> [TRAVAIL À FAIRE]:
1/ Extrayez à l'identique, dans l'article sur les marchés du bois et des céréales, le passage qui commence à "Céréales. Début mai, Afrique" et se termine à "en un mois.".
2/ Selon l'article sur les marchés du bois et des céréales, de combien le prix du maïs a-t-il augmenté en un mois à Dori ?
3/ Rédigez la suite de l'article sur les marchés du bois et des céréales, en reprenant juste après sa dernière phrase.

> [EXTRAIT FOURNI]:
····················
16 mai 2008 - 09:18 |

Le Rendez-vous Matières du Jeudi

Les marchés semblent se stabiliser quelque peu avec même des baisses de prix sur certaines essences de bois tropicaux et des céréales locales

(15/05/08)

Bois. Les prix des grumes d’Afrique Centrale et de l’Ouest ont baissé les deux premières semaines de mai, souligne l’Organisation internationale des bois tropicaux (OIBT). Les volumes échangés au plan international ont été plus restreints, avec seulement quelques essences qui sont parvenues à tirer leur épingle du jeu et maintenir leurs prix. Les achats chinois ont continué à être très sélectifs, et globalement les volumes achetés ont été en baisse. Les achats européens ont également stagné voire décliné car les stocks détenus sont importants. L’OIBT estime qu’il est fort probable que la demande européenne ne se ressaisisse pas avant la période estivale traditionnellement ralentie.
Les sciages aussi ont connu une baisse de leur demande mais certains prix sont demeurés fermes. L’okoumé et le sapeli ont notamment baissé. Cette morosité devrait persister, toujours selon l’OIBT, au cours des second et troisième trimestres.

Céréales. Début mai, Afrique Verte constate une hausse continue du prix du riz sur les marchés au Mali en raison d’une faible disponibilité par rapport à la demande, alors que les céréales sèches ont accusé une stabilité et ont même vu leur prix régresser pour certaines d’entre elles en raison d’une légère diminution de la demande. Au Niger, les prix des céréales importées continuent d’augmenter mais les variétés locales sont plutôt à la baisse ou à la stabilité. En revanche, les prix continuent de flamber au Burkina Faso, atteignant parfois des niveaux jugés critiques par l’organisation non gouvernementale : le prix du maïs à Dori, par exemple, a augmenté de pas moins de 28% en un mois.
····················
> [DONNÉES ENREGISTRÉES]:
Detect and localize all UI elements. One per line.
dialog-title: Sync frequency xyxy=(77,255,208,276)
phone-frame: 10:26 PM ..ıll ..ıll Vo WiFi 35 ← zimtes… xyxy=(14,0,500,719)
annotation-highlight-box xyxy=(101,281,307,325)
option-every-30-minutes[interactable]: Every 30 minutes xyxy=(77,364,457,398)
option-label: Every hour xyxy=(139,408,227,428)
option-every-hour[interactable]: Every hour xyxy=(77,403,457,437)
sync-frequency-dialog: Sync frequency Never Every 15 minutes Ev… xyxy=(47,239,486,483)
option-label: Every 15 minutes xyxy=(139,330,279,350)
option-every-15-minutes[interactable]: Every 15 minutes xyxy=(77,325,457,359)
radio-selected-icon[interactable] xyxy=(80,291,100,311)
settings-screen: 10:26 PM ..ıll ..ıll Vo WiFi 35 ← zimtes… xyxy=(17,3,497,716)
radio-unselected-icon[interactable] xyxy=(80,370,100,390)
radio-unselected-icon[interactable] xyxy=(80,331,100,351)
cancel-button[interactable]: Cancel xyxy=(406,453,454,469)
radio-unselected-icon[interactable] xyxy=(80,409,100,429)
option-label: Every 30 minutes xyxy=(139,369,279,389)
····················
> [CORRIGÉ DE L'EXERCICE]:
1/
Céréales. Début mai, Afrique Verte constate une hausse continue du prix du riz sur les marchés au Mali en raison d’une faible disponibilité par rapport à la demande, alors que les céréales sèches ont accusé une stabilité et ont même vu leur prix régresser pour certaines d’entre elles en raison d’une légère diminution de la demande. Au Niger, les prix des céréales importées continuent d’augmenter mais les variétés locales sont plutôt à la baisse ou à la stabilité. En revanche, les prix continuent de flamber au Burkina Faso, atteignant parfois des niveaux jugés critiques par l’organisation non gouvernementale : le prix du maïs à Dori, par exemple, a augmenté de pas moins de 28% en un mois.

2/ Il a augmenté de 28 % en un mois.

3/
Riz. En avril, les cours mondiaux du riz ont poursuivi leur ascension dépassant pour les catégories de riz haut de gamme le seuil historique des $ 1000 la tonne FOB, note dans sa note de conjoncture mensuelle Patricio Mendez del Villar de Osiriz. L’offre des exportateurs reste encore faible, mais elle devrait s’améliorer avec l’arrivée progressive de la deuxième récolte asiatique entre mai et juin. Début mai, on observait déjà une relative stabilité, voire une baisse des prix à l’exportation, notamment en Thaïlande, Cette dernière tente de rassurer les importateurs qu’ils pourront acheter du riz à des prix raisonnables, tandis que d’autres pays exportateurs maintiennent les restrictions aux exportations jusqu’en juillet 2008, indique la note de conjoncture.
En avril, l’indice OSIRIZ/InfoArroz (IPO) a fait un nouveau bond de 106 points à 370,6 points (base 100 = janvier 2000) contre 264,4 points en mars. Depuis le début de l’année, l’indice a progressé de 314 points. Début mai, l’indice IPO était à 450 points.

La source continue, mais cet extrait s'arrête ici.